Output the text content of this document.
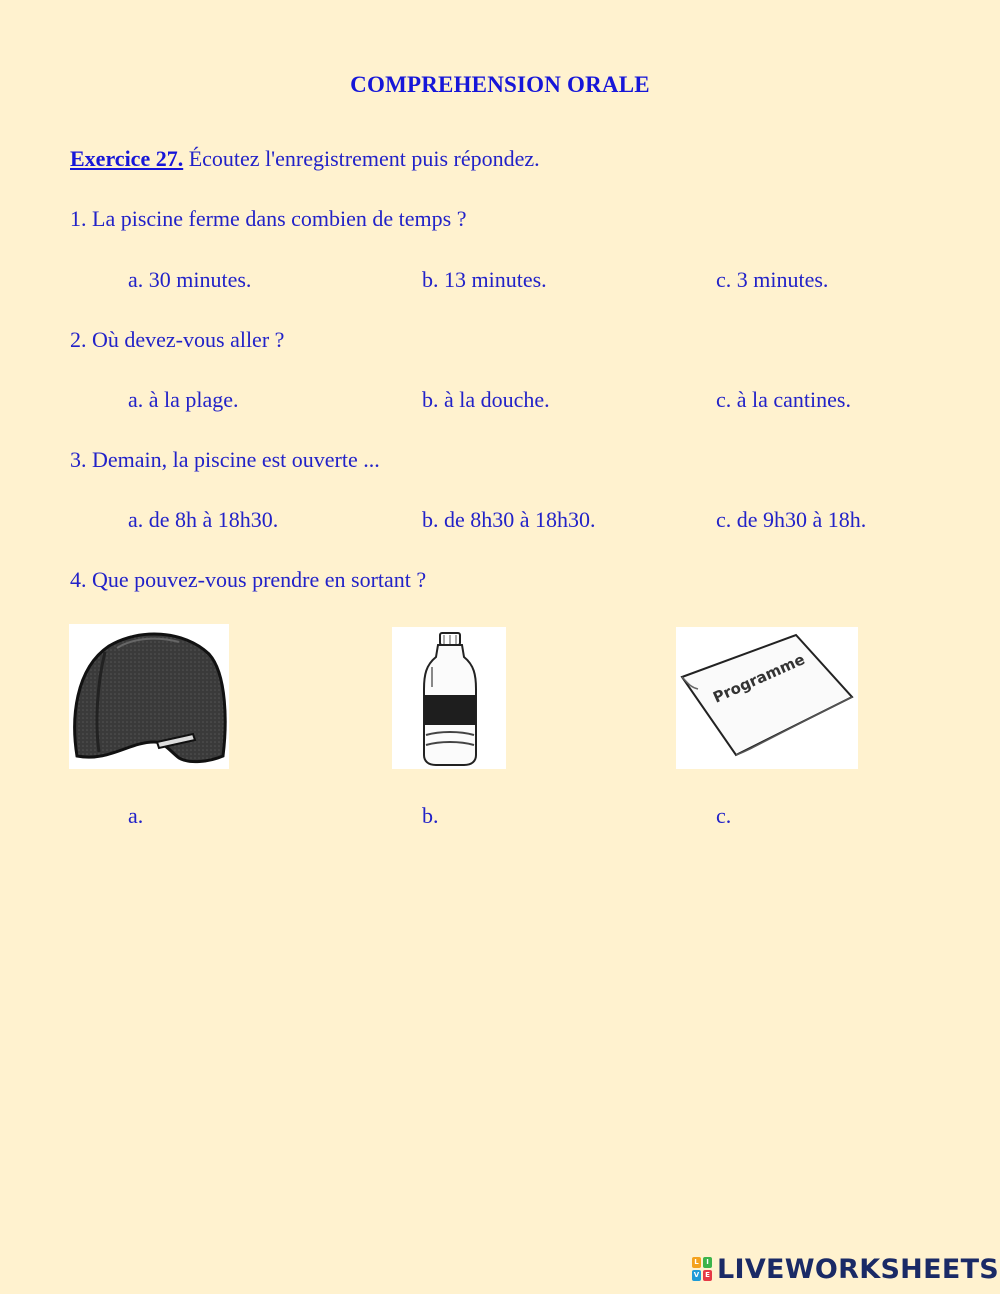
COMPREHENSION ORALE
Exercice 27. Écoutez l'enregistrement puis répondez.
1. La piscine ferme dans combien de temps ?
a. 30 minutes.	b. 13 minutes.	c. 3 minutes.
2. Où devez-vous aller ?
a. à la plage.	b. à la douche.	c. à la cantines.
3. Demain, la piscine est ouverte ...
a. de 8h à 18h30.	b. de 8h30 à 18h30.	c. de 9h30 à 18h.
4. Que pouvez-vous prendre en sortant ?
Programme
a.	b.	c.
L	I
V E LIVEWORKSHEETS
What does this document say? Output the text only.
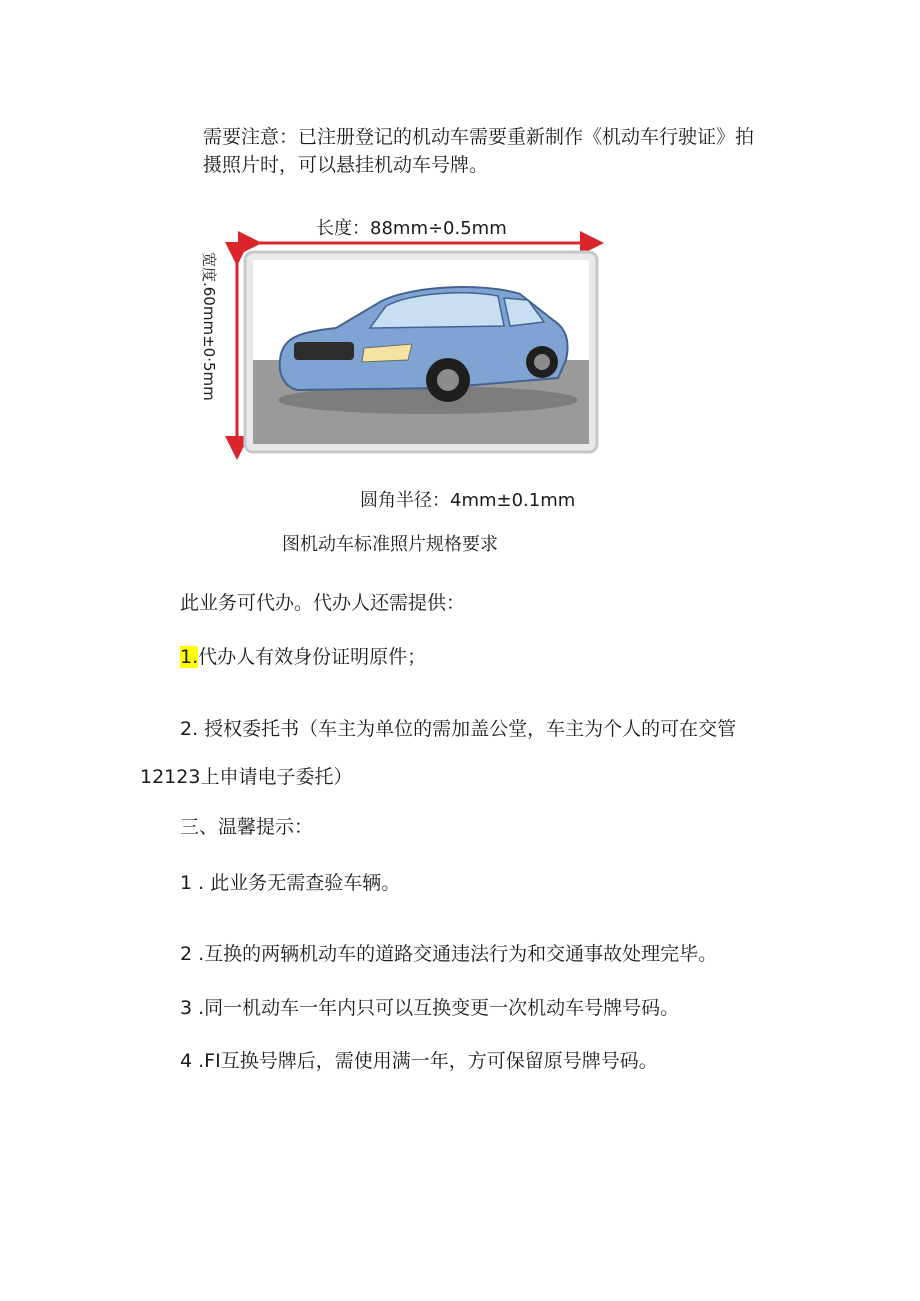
需要注意：已注册登记的机动车需要重新制作《机动车行驶证》拍
摄照片时，可以悬挂机动车号牌。
长度：88mm÷0.5mm
宽度.60mm±0·5mm
圆角半径：4mm±0.1mm
图机动车标准照片规格要求
此业务可代办。代办人还需提供：
1.代办人有效身份证明原件；
2. 授权委托书（车主为单位的需加盖公堂，车主为个人的可在交管
12123上申请电子委托）
三、温馨提示：
1 . 此业务无需查验车辆。
2 .互换的两辆机动车的道路交通违法行为和交通事故处理完毕。
3 .同一机动车一年内只可以互换变更一次机动车号牌号码。
4 .FI互换号牌后，需使用满一年，方可保留原号牌号码。
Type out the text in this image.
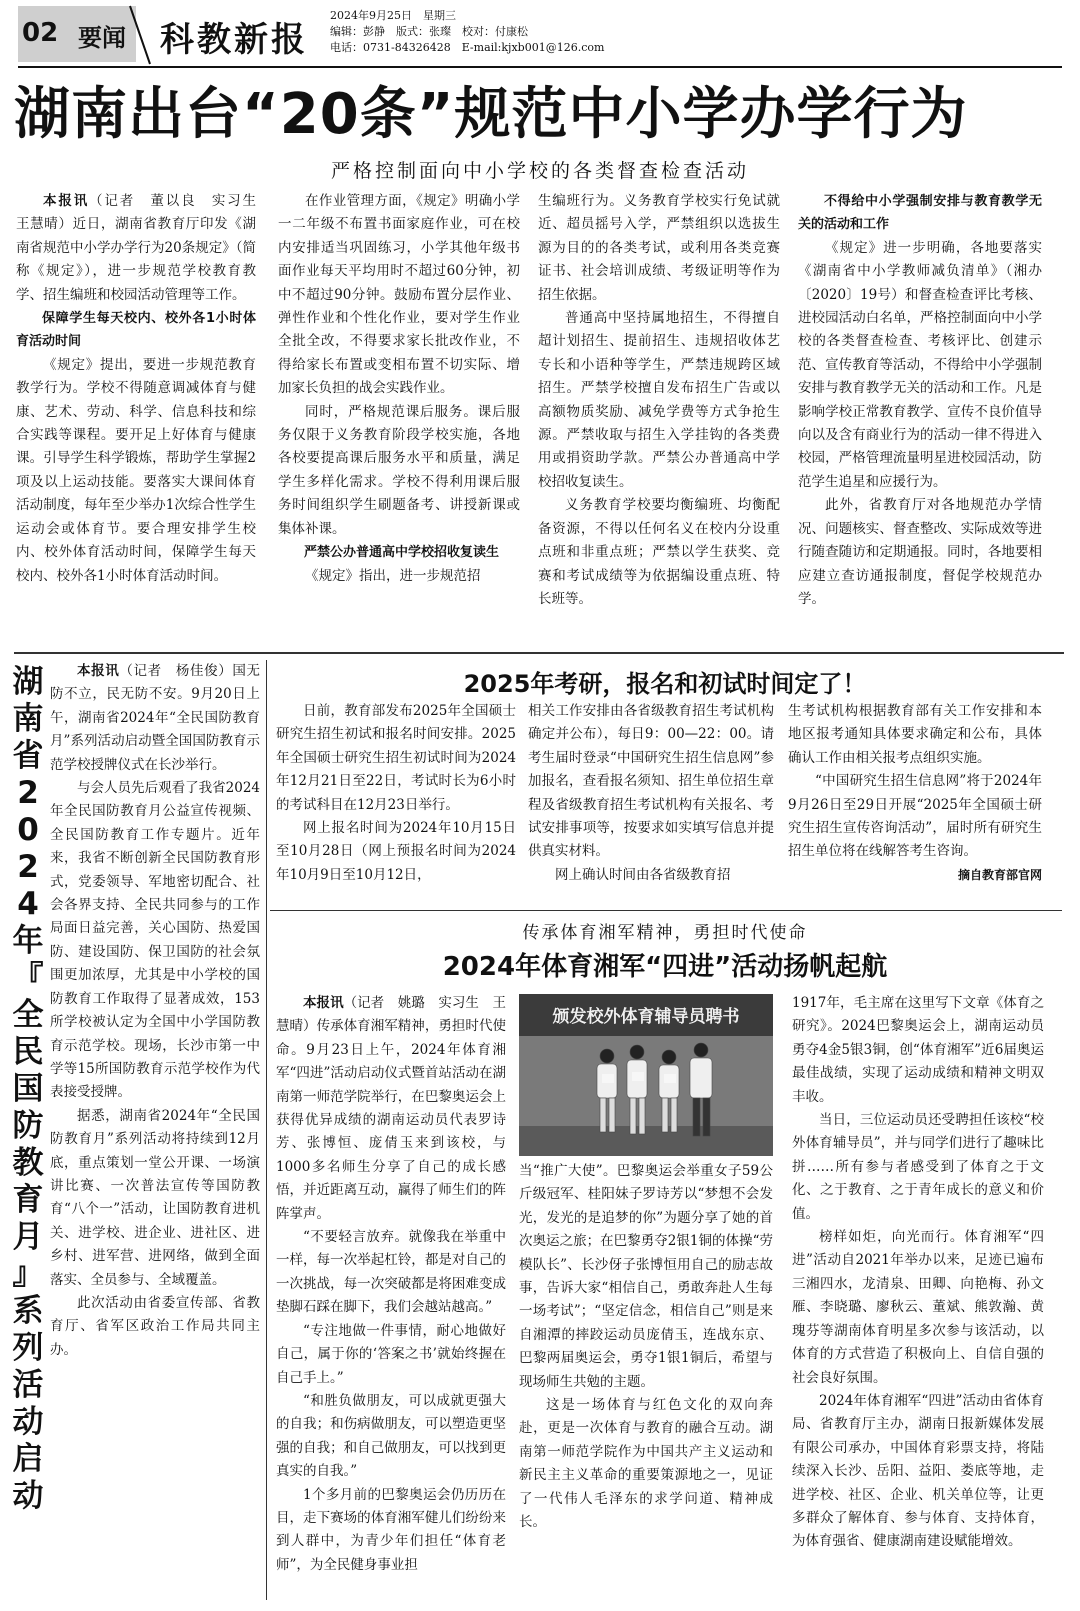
02 要闻 科教新报
2024年9月25日　星期三
编辑：彭静　版式：张璨　校对：付康松
电话：0731-84326428　E-mail:kjxb001@126.com
湖南出台“20条”规范中小学办学行为
严格控制面向中小学校的各类督查检查活动

本报讯（记者　董以良　实习生　王慧晴）近日，湖南省教育厅印发《湖南省规范中小学办学行为20条规定》（简称《规定》），进一步规范学校教育教学、招生编班和校园活动管理等工作。

保障学生每天校内、校外各1小时体育活动时间

《规定》提出，要进一步规范教育教学行为。学校不得随意调减体育与健康、艺术、劳动、科学、信息科技和综合实践等课程。要开足上好体育与健康课。引导学生科学锻炼，帮助学生掌握2项及以上运动技能。要落实大课间体育活动制度，每年至少举办1次综合性学生运动会或体育节。要合理安排学生校内、校外体育活动时间，保障学生每天校内、校外各1小时体育活动时间。

在作业管理方面，《规定》明确小学一二年级不布置书面家庭作业，可在校内安排适当巩固练习，小学其他年级书面作业每天平均用时不超过60分钟，初中不超过90分钟。鼓励布置分层作业、弹性作业和个性化作业，要对学生作业全批全改，不得要求家长批改作业，不得给家长布置或变相布置不切实际、增加家长负担的战会实践作业。

同时，严格规范课后服务。课后服务仅限于义务教育阶段学校实施，各地各校要提高课后服务水平和质量，满足学生多样化需求。学校不得利用课后服务时间组织学生刷题备考、讲授新课或集体补课。

严禁公办普通高中学校招收复读生

《规定》指出，进一步规范招

生编班行为。义务教育学校实行免试就近、超员摇号入学，严禁组织以选拔生源为目的的各类考试，或利用各类竞赛证书、社会培训成绩、考级证明等作为招生依据。

普通高中坚持属地招生，不得擅自超计划招生、提前招生、违规招收体艺专长和小语种等学生，严禁违规跨区域招生。严禁学校擅自发布招生广告或以高额物质奖励、减免学费等方式争抢生源。严禁收取与招生入学挂钩的各类费用或捐资助学款。严禁公办普通高中学校招收复读生。

义务教育学校要均衡编班、均衡配备资源，不得以任何名义在校内分设重点班和非重点班；严禁以学生获奖、竞赛和考试成绩等为依据编设重点班、特长班等。

不得给中小学强制安排与教育教学无关的活动和工作

《规定》进一步明确，各地要落实《湖南省中小学教师减负清单》（湘办〔2020〕19号）和督查检查评比考核、进校园活动白名单，严格控制面向中小学校的各类督查检查、考核评比、创建示范、宣传教育等活动，不得给中小学强制安排与教育教学无关的活动和工作。凡是影响学校正常教育教学、宣传不良价值导向以及含有商业行为的活动一律不得进入校园，严格管理流量明星进校园活动，防范学生追星和应援行为。

此外，省教育厅对各地规范办学情况、问题核实、督查整改、实际成效等进行随查随访和定期通报。同时，各地要相应建立查访通报制度，督促学校规范办学。

湖
南
省
2
0
2
4
年
『
全
民
国
防
教
育
月
』
系
列
活
动
启
动

本报讯（记者　杨佳俊）国无防不立，民无防不安。9月20日上午，湖南省2024年“全民国防教育月”系列活动启动暨全国国防教育示范学校授牌仪式在长沙举行。

与会人员先后观看了我省2024年全民国防教育月公益宣传视频、全民国防教育工作专题片。近年来，我省不断创新全民国防教育形式，党委领导、军地密切配合、社会各界支持、全民共同参与的工作局面日益完善，关心国防、热爱国防、建设国防、保卫国防的社会氛围更加浓厚，尤其是中小学校的国防教育工作取得了显著成效，153所学校被认定为全国中小学国防教育示范学校。现场，长沙市第一中学等15所国防教育示范学校作为代表接受授牌。

据悉，湖南省2024年“全民国防教育月”系列活动将持续到12月底，重点策划一堂公开课、一场演讲比赛、一次普法宣传等国防教育“八个一”活动，让国防教育进机关、进学校、进企业、进社区、进乡村、进军营、进网络，做到全面落实、全员参与、全域覆盖。

此次活动由省委宣传部、省教育厅、省军区政治工作局共同主办。

2025年考研，报名和初试时间定了！

日前，教育部发布2025年全国硕士研究生招生初试和报名时间安排。2025年全国硕士研究生招生初试时间为2024年12月21日至22日，考试时长为6小时的考试科目在12月23日举行。

网上报名时间为2024年10月15日至10月28日（网上预报名时间为2024年10月9日至10月12日，

相关工作安排由各省级教育招生考试机构确定并公布），每日9：00—22：00。请考生届时登录“中国研究生招生信息网”参加报名，查看报名须知、招生单位招生章程及省级教育招生考试机构有关报名、考试安排事项等，按要求如实填写信息并提供真实材料。

网上确认时间由各省级教育招

生考试机构根据教育部有关工作安排和本地区报考通知具体要求确定和公布，具体确认工作由相关报考点组织实施。

“中国研究生招生信息网”将于2024年9月26日至29日开展“2025年全国硕士研究生招生宣传咨询活动”，届时所有研究生招生单位将在线解答考生咨询。

摘自教育部官网

传承体育湘军精神，勇担时代使命
2024年体育湘军“四进”活动扬帆起航

本报讯（记者　姚璐　实习生　王慧晴）传承体育湘军精神，勇担时代使命。9月23日上午，2024年体育湘军“四进”活动启动仪式暨首站活动在湖南第一师范学院举行，在巴黎奥运会上获得优异成绩的湖南运动员代表罗诗芳、张博恒、庞倩玉来到该校，与1000多名师生分享了自己的成长感悟，并近距离互动，赢得了师生们的阵阵掌声。

“不要轻言放弃。就像我在举重中一样，每一次举起杠铃，都是对自己的一次挑战，每一次突破都是将困难变成垫脚石踩在脚下，我们会越站越高。”

“专注地做一件事情，耐心地做好自己，属于你的‘答案之书’就始终握在自己手上。”

“和胜负做朋友，可以成就更强大的自我；和伤病做朋友，可以塑造更坚强的自我；和自己做朋友，可以找到更真实的自我。”

1个多月前的巴黎奥运会仍历历在目，走下赛场的体育湘军健儿们纷纷来到人群中，为青少年们担任“体育老师”，为全民健身事业担

颁发校外体育辅导员聘书

当“推广大使”。巴黎奥运会举重女子59公斤级冠军、桂阳妹子罗诗芳以“梦想不会发光，发光的是追梦的你”为题分享了她的首次奥运之旅；在巴黎勇夺2银1铜的体操“劳模队长”、长沙伢子张博恒用自己的励志故事，告诉大家“相信自己，勇敢奔赴人生每一场考试”；“坚定信念，相信自己”则是来自湘潭的摔跤运动员庞倩玉，连战东京、巴黎两届奥运会，勇夺1银1铜后，希望与现场师生共勉的主题。

这是一场体育与红色文化的双向奔赴，更是一次体育与教育的融合互动。湖南第一师范学院作为中国共产主义运动和新民主主义革命的重要策源地之一，见证了一代伟人毛泽东的求学问道、精神成长。

1917年，毛主席在这里写下文章《体育之研究》。2024巴黎奥运会上，湖南运动员勇夺4金5银3铜，创“体育湘军”近6届奥运最佳战绩，实现了运动成绩和精神文明双丰收。

当日，三位运动员还受聘担任该校“校外体育辅导员”，并与同学们进行了趣味比拼……所有参与者感受到了体育之于文化、之于教育、之于青年成长的意义和价值。

榜样如炬，向光而行。体育湘军“四进”活动自2021年举办以来，足迹已遍布三湘四水，龙清泉、田卿、向艳梅、孙文雁、李晓璐、廖秋云、董斌、熊敦瀚、黄瑰芬等湖南体育明星多次参与该活动，以体育的方式营造了积极向上、自信自强的社会良好氛围。

2024年体育湘军“四进”活动由省体育局、省教育厅主办，湖南日报新媒体发展有限公司承办，中国体育彩票支持，将陆续深入长沙、岳阳、益阳、娄底等地，走进学校、社区、企业、机关单位等，让更多群众了解体育、参与体育、支持体育，为体育强省、健康湖南建设赋能增效。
--------
» **SHORT PROBLEM**:
Gather each line of the listing that holds the string "piscine".

» **TASK RESPONSE**:
1. La piscine ferme dans combien de temps ?
3. Demain, la piscine est ouverte ...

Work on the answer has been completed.